WHAT TO DO
Omit every image, and transcribe the remaining entries exactly as given.

MATERIAL FOR THE TASK
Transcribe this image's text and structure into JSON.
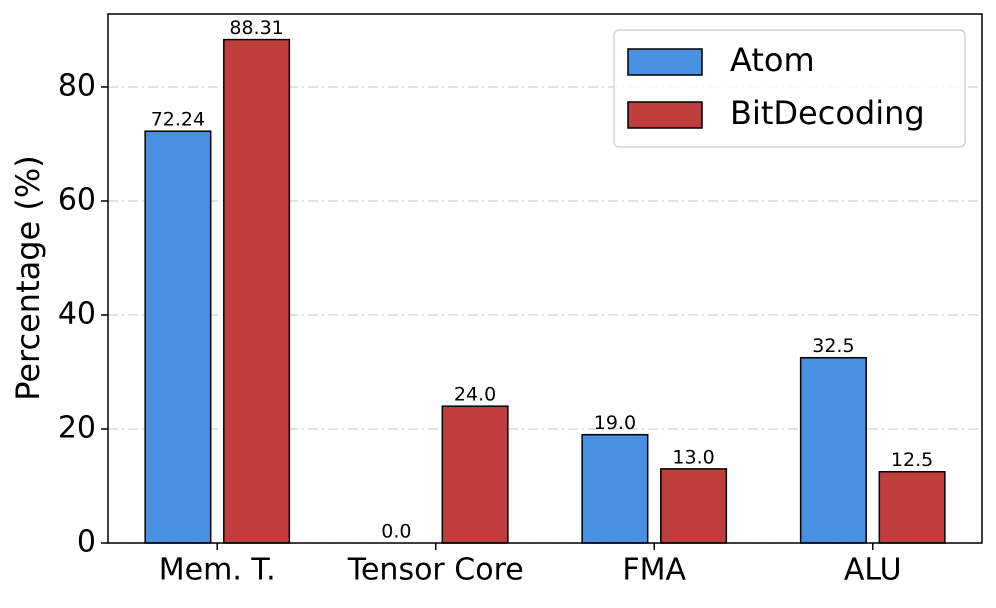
{
  "chart_data": {
    "type": "bar",
    "y_label": "Percentage (%)",
    "categories": [
      "Mem. T.",
      "Tensor Core",
      "FMA",
      "ALU"
    ],
    "series": [
      {
        "name": "Atom",
        "color": "#4a90e2",
        "values": [
          72.24,
          0,
          19,
          32.5
        ],
        "value_labels": [
          "72.24",
          "0.0",
          "19.0",
          "32.5"
        ]
      },
      {
        "name": "BitDecoding",
        "color": "#c03d3e",
        "values": [
          88.31,
          24,
          13,
          12.5
        ],
        "value_labels": [
          "88.31",
          "24.0",
          "13.0",
          "12.5"
        ]
      }
    ],
    "ylim": [
      0,
      92.8
    ],
    "yticks": [
      0,
      20,
      40,
      60,
      80
    ],
    "grid": true,
    "legend": "upper right"
  }
}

ANSWER TO THIS TASK
Transcribe this image's text and structure into JSON.
{
  "chart_data": {
    "type": "bar",
    "y_label": "Percentage (%)",
    "categories": [
      "Mem. T.",
      "Tensor Core",
      "FMA",
      "ALU"
    ],
    "series": [
      {
        "name": "Atom",
        "color": "#4a90e2",
        "values": [
          72.24,
          0,
          19,
          32.5
        ],
        "value_labels": [
          "72.24",
          "0.0",
          "19.0",
          "32.5"
        ]
      },
      {
        "name": "BitDecoding",
        "color": "#c03d3e",
        "values": [
          88.31,
          24,
          13,
          12.5
        ],
        "value_labels": [
          "88.31",
          "24.0",
          "13.0",
          "12.5"
        ]
      }
    ],
    "ylim": [
      0,
      92.8
    ],
    "yticks": [
      0,
      20,
      40,
      60,
      80
    ],
    "grid": true,
    "legend": "upper right"
  }
}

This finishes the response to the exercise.